- _元の文章_:
#####

共通鍵にはAES、暗号モードはCTRを使っています。大体はgolang.orgの例を参考にやっています。

 

ブロック暗号モード?初期化ベクトル?という方にはcryptoパッケージ群は少々読み解きにくいかもしれません(僕もそうでした)。

そんな方は下の2つのサイトを読むだけでもパッケージの読みやすさがかなり変わると思います(特に1つ目のサイトは必見です)。

 

私は貧乏学生なのでちゃんとした証明書を発行できるはずもなく、いわゆるオレオレ証明書を使っているので

options := x509.VerifyOptions{
DNSName: config.Server.DNSName,
Roots: roots,
}
 
if _, err := crt.Verify(options); err != nil {
panic("failed to verify certificate: " + err.Error())
}

とDNSNameだけで証明書を検証していますがちゃんとした証明書を使う場合はVerifyOptionsにもっと指定したほうが良いかも。

 

encryptWriteは平文を共通鍵で暗号化してTCPConnにWriteする関数、decryptReadはTCPConnからReadした暗号文を共通鍵で復号して平文を返す関数です。本当は両方ともTCPConnをレシーバにしたかったのですが自分で定義した型でないとレシーバにできないようですね。悲しいです。

Connから連続でReadしたいときなんかもっとうまいやり方がありそうな気がしますが見つからないので一回応答を返してからReadしています。

何か良い方法があれば是非教えて下さい。

それとgolang.orgの例では暗号文の先頭バイトにNonce(初期化ベクトル)を入れていますが、これって「暗号文の先頭バイトにNonceが入っているぞ」ということが知られたらあまり良くない気がしますがどうなんでしょう?

 これもご存知の方、例よりもっと良い方法をお知りの方がいれば教えいただけると嬉しいです。

 

と、crypto以下の色々なパッケージを使ってtls/sslっぽい通信を実装しましたが実はこんなに面倒なことをしなくてもtlsパッケージがあります。大体のことをラップしてくれています。しかし、他の言語にも言えることですがGo言語は特にどれだけ多くのパッケージを知っているかが重要だと思っています。ググラビリティも低いですし。

なので今回はあえてtlsパッケージを使わずに実装してみました。

 

次の目標はDBを使うような改良、あと変数名が長くて真のGolanger(?)Gopherに怒られそうなのでもっと短くします(messageとか)。余力と時間があればtlsパッケージを使った形も書いてみたいです。

#####

- _練習問題_:
1. 元の文章から、「それとgolang.orgの」で始まり「なので今回はあえてtlsパッケージを使わずに実装してみました。」まで続く部分を、一字も変えずに書き写してください。
2. 元の文章を読んで、次の問いに答えてください。
(a) 共通鍵には何を使っていますか。
(b) 証明書は何だけで検証していますか。
(c) 余力と時間があれば、何を書いてみたいと言っていますか。

- _元データ_:
#####

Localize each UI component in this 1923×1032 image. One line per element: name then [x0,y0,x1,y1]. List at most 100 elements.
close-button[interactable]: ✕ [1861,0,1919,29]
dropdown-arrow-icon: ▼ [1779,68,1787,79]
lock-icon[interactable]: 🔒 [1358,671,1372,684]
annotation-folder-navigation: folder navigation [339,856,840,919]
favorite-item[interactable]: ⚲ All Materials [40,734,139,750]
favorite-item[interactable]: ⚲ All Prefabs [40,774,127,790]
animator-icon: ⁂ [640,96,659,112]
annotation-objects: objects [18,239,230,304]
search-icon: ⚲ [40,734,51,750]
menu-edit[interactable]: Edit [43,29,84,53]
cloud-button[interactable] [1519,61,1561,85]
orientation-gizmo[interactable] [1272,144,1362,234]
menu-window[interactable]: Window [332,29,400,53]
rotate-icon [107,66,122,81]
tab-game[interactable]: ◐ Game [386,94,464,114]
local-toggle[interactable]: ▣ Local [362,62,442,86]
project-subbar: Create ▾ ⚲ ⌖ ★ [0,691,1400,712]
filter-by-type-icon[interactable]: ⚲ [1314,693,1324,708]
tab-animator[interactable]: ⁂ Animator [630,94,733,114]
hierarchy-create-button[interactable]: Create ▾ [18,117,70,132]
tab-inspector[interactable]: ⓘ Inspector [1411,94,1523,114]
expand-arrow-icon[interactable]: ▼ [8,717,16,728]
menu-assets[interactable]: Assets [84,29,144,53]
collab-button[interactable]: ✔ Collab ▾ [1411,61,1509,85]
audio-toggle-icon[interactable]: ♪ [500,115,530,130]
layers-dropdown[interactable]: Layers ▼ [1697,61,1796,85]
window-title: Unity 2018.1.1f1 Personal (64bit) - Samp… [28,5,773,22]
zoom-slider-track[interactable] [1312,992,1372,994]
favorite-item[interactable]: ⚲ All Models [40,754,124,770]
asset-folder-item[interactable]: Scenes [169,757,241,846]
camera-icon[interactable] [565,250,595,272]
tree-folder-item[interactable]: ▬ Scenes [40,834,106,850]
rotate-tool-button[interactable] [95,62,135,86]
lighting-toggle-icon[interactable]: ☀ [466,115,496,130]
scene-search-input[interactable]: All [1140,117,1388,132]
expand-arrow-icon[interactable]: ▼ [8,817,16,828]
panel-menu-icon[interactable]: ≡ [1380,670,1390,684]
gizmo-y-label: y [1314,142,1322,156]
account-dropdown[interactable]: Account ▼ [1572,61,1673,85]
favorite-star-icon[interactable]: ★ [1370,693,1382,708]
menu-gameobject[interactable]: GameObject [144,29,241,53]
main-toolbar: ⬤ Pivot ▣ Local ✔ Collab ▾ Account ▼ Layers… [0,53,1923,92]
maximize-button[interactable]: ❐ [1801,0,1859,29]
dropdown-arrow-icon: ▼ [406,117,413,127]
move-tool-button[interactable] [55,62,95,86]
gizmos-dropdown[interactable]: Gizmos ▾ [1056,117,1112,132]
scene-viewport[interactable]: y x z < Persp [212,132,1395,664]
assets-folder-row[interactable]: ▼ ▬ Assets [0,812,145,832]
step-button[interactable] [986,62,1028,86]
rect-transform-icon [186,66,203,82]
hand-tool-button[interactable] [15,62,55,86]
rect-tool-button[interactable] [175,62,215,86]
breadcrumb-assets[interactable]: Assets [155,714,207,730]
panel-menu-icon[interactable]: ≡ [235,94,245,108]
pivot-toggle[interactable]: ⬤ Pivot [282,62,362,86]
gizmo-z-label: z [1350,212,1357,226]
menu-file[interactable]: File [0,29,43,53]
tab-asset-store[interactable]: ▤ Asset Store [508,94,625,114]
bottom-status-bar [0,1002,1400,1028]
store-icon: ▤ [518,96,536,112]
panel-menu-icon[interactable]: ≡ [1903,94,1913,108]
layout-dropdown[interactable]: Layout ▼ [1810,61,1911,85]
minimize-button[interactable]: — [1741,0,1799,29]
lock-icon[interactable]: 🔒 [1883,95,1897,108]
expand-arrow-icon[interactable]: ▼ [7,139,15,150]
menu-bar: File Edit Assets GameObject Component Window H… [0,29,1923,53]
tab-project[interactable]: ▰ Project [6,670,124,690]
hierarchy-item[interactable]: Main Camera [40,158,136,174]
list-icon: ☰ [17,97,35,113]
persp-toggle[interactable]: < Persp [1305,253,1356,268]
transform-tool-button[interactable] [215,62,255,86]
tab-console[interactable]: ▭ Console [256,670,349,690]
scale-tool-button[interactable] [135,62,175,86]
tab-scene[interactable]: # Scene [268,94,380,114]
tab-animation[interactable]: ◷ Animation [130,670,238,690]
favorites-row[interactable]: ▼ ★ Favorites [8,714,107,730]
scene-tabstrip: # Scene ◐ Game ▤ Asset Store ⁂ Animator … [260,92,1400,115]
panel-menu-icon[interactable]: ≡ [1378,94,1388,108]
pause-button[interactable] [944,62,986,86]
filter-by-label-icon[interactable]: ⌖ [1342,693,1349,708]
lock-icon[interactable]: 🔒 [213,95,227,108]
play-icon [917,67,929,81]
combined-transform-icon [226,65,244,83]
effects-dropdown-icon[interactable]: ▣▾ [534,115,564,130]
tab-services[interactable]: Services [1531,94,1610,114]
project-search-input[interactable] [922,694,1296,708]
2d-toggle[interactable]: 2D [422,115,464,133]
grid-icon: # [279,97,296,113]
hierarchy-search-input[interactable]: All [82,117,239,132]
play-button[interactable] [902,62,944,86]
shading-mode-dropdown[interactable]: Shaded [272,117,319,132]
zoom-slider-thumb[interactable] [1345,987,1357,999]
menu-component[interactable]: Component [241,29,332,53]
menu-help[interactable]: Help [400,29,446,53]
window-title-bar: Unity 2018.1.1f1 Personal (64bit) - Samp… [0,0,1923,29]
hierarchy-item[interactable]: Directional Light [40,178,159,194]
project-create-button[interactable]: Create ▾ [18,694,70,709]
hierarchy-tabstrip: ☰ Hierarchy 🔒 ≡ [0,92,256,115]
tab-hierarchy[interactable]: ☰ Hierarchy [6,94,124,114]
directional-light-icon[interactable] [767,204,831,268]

#####

- _解答_:
1.
それとgolang.orgの例では暗号文の先頭バイトにNonce(初期化ベクトル)を入れていますが、これって「暗号文の先頭バイトにNonceが入っているぞ」ということが知られたらあまり良くない気がしますがどうなんでしょう?

 これもご存知の方、例よりもっと良い方法をお知りの方がいれば教えいただけると嬉しいです。

 

と、crypto以下の色々なパッケージを使ってtls/sslっぽい通信を実装しましたが実はこんなに面倒なことをしなくてもtlsパッケージがあります。大体のことをラップしてくれています。しかし、他の言語にも言えることですがGo言語は特にどれだけ多くのパッケージを知っているかが重要だと思っています。ググラビリティも低いですし。

なので今回はあえてtlsパッケージを使わずに実装してみました。

2.
(a) AES
(b) DNSName
(c) tlsパッケージを使った形